-- START OF EXTRACTED INFORMATION --

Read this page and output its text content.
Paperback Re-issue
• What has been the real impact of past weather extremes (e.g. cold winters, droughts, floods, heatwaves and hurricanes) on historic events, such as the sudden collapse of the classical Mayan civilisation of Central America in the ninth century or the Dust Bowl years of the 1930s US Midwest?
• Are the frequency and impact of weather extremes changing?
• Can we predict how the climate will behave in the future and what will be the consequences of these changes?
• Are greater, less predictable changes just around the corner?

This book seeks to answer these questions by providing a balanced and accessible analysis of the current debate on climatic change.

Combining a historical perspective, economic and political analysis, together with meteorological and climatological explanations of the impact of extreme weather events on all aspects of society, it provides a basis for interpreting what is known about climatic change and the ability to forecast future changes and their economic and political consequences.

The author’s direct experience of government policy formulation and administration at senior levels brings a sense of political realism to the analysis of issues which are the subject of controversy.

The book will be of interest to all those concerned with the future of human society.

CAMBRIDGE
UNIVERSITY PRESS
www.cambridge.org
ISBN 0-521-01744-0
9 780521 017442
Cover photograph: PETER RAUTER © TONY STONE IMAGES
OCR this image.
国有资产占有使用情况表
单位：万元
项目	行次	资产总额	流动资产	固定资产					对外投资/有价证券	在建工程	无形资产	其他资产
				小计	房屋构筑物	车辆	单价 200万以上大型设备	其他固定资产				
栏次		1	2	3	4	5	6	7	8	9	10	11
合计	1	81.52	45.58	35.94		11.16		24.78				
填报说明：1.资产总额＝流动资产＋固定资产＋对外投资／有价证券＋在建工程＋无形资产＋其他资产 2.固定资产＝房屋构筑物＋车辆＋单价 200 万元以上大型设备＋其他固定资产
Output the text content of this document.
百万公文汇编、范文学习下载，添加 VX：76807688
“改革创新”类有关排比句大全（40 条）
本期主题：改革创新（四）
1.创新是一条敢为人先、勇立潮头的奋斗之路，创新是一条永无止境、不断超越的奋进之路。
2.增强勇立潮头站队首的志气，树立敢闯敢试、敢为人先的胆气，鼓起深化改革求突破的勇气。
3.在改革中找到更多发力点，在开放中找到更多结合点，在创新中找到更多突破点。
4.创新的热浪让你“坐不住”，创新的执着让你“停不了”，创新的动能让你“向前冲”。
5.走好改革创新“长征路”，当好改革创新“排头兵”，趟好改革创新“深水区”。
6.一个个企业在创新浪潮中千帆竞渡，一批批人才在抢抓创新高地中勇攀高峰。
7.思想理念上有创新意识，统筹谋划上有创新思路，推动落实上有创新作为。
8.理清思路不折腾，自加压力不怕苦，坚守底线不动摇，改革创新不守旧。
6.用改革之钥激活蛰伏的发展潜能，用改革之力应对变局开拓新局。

-- END OF EXTRACTED INFORMATION --

* TASK GOAL
Scan the material line by line and report each one that contains "其他固定资产".

* OUTPUT FOR THIS TASK
				小计	房屋构筑物	车辆	单价 200万以上大型设备	其他固定资产				
填报说明：1.资产总额＝流动资产＋固定资产＋对外投资／有价证券＋在建工程＋无形资产＋其他资产 2.固定资产＝房屋构筑物＋车辆＋单价 200 万元以上大型设备＋其他固定资产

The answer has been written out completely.